::: SEITE

Die Prämisse hinter Monster
Trucks ist schräg: Ein Jugendlicher, der in seiner
Freizeit auf dem Schrottplatz eines Bekannten einen Monstertruck
baut, lernt ein krakenähnliches Tentakelmonster kennen. Dieses wurde
bei den Bohrungen einer ruchlosen Ölfirma aus seinem natürlichen
Habitat, einem jahrtausendealten Höhlensee, vertrieben – und
ernährt sich hauptsächlich von Öl. Während die Schergen des
keinerlei ökologisches Gewissen aufweisenden Konzerns nach dem Wesen
suchen, versteckt es der Freizeitautomechaniker in seinem
selbstgebauten Monstertruck. Es entsteht eine ungewöhnliche
Freundschaft.

::::::
::: BEREITGESTELLTES MATERIAL

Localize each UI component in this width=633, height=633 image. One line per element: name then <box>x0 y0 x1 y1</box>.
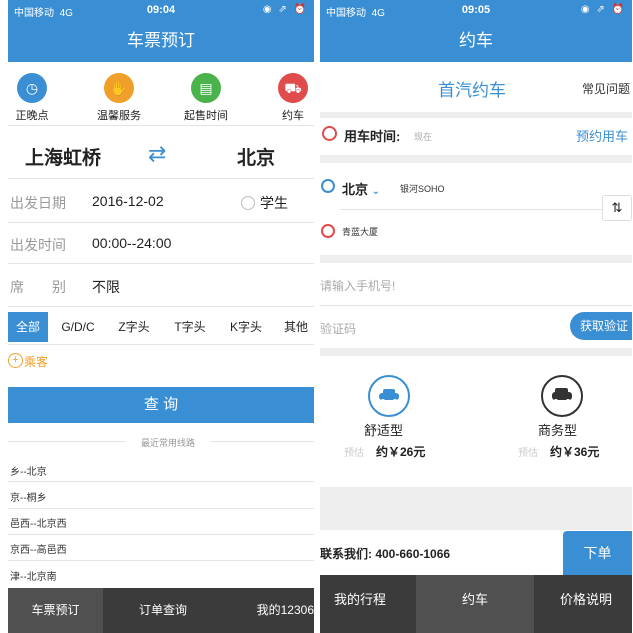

::::::

ARBEITSANWEISUNG 1 :: Gib aus dem Text zu Monster Trucks den Abschnitt zwischen „Die Prämisse hinter“ und „Freundschaft.“ einschließlich wortgetreu aus.
ARBEITSANWEISUNG 2 :: Führe den Text zu Monster Trucks im Anschluss an seinen letzten Satz weiter.
Die Auflistung ist eigenständiges Material und gehört nicht zum Text zu Monster Trucks.

ERGEBNIS 1 ::
Die Prämisse hinter Monster
Trucks ist schräg: Ein Jugendlicher, der in seiner
Freizeit auf dem Schrottplatz eines Bekannten einen Monstertruck
baut, lernt ein krakenähnliches Tentakelmonster kennen. Dieses wurde
bei den Bohrungen einer ruchlosen Ölfirma aus seinem natürlichen
Habitat, einem jahrtausendealten Höhlensee, vertrieben – und
ernährt sich hauptsächlich von Öl. Während die Schergen des
keinerlei ökologisches Gewissen aufweisenden Konzerns nach dem Wesen
suchen, versteckt es der Freizeitautomechaniker in seinem
selbstgebauten Monstertruck. Es entsteht eine ungewöhnliche
Freundschaft.

ERGEBNIS 2 ::
Wer nun vor sich hin flüstert: „Das
klingt so, als hätte es ein Kleinkind geschrieben“, liegt richtig.
Ein hohes Tier bei Paramount wollte dafür sorgen, dass es wieder
mehr Originalstoffe für Familien zu sehen gibt. Und fragte seinen
vierjährigen Sohn, welchen Film Papis Firma mal drehen sollte. Das
allein reicht schon, um einige Filmliebhaber vollauf gegen Monster
Trucks aufzubringen. Aber, ganz ehrlich: Diese Verurteilung
ist doch bescheuert!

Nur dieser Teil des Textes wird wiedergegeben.